## Start
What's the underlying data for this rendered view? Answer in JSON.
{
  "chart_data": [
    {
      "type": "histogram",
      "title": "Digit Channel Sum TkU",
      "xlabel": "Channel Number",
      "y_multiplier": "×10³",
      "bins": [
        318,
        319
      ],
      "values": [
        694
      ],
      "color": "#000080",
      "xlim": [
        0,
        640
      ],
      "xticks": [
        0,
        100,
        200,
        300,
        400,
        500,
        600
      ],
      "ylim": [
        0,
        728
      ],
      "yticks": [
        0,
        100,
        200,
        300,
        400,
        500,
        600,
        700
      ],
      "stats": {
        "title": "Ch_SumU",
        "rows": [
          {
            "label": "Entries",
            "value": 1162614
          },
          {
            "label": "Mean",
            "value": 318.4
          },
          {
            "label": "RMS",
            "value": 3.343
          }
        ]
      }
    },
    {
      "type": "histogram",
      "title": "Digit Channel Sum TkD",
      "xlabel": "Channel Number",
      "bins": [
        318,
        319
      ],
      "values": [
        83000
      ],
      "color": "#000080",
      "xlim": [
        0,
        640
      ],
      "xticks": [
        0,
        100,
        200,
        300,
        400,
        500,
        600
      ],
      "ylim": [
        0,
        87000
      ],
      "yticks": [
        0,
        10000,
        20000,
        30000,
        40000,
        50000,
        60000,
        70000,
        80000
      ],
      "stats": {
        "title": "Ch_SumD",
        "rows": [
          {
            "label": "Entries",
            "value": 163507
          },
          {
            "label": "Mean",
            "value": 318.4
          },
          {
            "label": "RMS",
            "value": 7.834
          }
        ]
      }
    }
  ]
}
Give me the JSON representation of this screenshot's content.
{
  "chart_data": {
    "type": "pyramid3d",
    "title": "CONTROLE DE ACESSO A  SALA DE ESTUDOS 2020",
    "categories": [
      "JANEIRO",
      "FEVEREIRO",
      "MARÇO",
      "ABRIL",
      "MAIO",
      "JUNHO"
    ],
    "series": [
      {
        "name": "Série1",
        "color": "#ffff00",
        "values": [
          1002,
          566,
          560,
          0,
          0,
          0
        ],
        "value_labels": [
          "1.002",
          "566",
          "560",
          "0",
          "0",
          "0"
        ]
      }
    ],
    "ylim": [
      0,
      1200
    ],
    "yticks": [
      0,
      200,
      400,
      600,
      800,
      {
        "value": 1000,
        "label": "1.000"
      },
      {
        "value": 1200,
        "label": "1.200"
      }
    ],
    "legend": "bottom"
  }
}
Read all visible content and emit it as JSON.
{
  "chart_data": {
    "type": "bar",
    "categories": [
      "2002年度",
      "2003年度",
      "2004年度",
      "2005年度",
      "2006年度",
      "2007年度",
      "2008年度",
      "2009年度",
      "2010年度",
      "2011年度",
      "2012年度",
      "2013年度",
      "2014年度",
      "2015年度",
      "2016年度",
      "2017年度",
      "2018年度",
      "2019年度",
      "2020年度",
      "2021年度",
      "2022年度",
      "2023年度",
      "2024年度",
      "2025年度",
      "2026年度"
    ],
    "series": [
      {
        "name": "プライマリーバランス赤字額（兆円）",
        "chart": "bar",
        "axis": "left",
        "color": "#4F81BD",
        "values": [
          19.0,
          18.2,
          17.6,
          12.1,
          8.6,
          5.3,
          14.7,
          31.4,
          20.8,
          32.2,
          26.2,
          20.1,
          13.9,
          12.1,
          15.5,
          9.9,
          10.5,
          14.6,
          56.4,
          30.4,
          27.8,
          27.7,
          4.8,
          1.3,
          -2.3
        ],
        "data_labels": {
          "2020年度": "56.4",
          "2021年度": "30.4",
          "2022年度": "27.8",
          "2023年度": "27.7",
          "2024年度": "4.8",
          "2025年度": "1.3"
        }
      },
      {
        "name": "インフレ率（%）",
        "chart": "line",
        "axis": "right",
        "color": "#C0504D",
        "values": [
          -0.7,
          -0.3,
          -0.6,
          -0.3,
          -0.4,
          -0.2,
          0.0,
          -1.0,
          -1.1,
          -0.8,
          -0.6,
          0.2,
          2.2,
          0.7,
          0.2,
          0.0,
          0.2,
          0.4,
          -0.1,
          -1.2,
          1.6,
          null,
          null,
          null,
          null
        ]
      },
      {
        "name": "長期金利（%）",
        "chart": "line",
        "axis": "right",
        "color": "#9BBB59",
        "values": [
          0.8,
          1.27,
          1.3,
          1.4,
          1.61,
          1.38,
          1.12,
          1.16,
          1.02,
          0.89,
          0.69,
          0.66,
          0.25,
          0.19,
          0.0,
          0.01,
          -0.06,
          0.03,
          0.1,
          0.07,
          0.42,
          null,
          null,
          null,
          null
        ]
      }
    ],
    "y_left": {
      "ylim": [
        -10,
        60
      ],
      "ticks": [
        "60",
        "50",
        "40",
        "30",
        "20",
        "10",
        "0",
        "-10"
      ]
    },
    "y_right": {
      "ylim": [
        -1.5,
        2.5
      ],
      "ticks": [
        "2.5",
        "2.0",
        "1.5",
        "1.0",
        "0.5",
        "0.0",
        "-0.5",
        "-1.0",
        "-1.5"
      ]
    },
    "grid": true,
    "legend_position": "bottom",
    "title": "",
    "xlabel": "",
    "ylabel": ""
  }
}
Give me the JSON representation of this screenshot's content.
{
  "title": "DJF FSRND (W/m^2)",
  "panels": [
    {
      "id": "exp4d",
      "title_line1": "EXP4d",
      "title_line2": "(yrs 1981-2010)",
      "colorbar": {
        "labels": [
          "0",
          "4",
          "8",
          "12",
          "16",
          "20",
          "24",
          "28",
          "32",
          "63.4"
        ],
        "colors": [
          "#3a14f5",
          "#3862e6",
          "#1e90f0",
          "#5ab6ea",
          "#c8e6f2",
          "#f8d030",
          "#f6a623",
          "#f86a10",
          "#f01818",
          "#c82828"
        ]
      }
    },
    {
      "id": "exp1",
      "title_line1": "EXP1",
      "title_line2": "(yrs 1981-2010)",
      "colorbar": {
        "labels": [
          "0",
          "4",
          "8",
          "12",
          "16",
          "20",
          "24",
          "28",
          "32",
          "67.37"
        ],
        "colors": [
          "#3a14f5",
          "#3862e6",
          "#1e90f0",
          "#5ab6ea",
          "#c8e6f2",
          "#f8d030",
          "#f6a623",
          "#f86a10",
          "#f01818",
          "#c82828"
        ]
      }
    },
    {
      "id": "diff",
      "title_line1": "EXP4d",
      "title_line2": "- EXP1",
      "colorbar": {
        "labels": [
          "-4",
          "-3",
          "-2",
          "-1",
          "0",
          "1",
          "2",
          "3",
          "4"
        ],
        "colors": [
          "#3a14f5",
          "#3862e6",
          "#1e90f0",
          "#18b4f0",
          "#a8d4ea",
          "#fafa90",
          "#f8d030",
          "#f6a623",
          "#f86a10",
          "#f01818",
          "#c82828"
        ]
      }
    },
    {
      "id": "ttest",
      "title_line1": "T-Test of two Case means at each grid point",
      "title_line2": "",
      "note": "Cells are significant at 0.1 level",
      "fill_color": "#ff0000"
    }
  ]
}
## End
- [What you have to do]:
Count how many lines of the data include the word "JSON". Your reply should be that number alone.

- [Final answer]:
4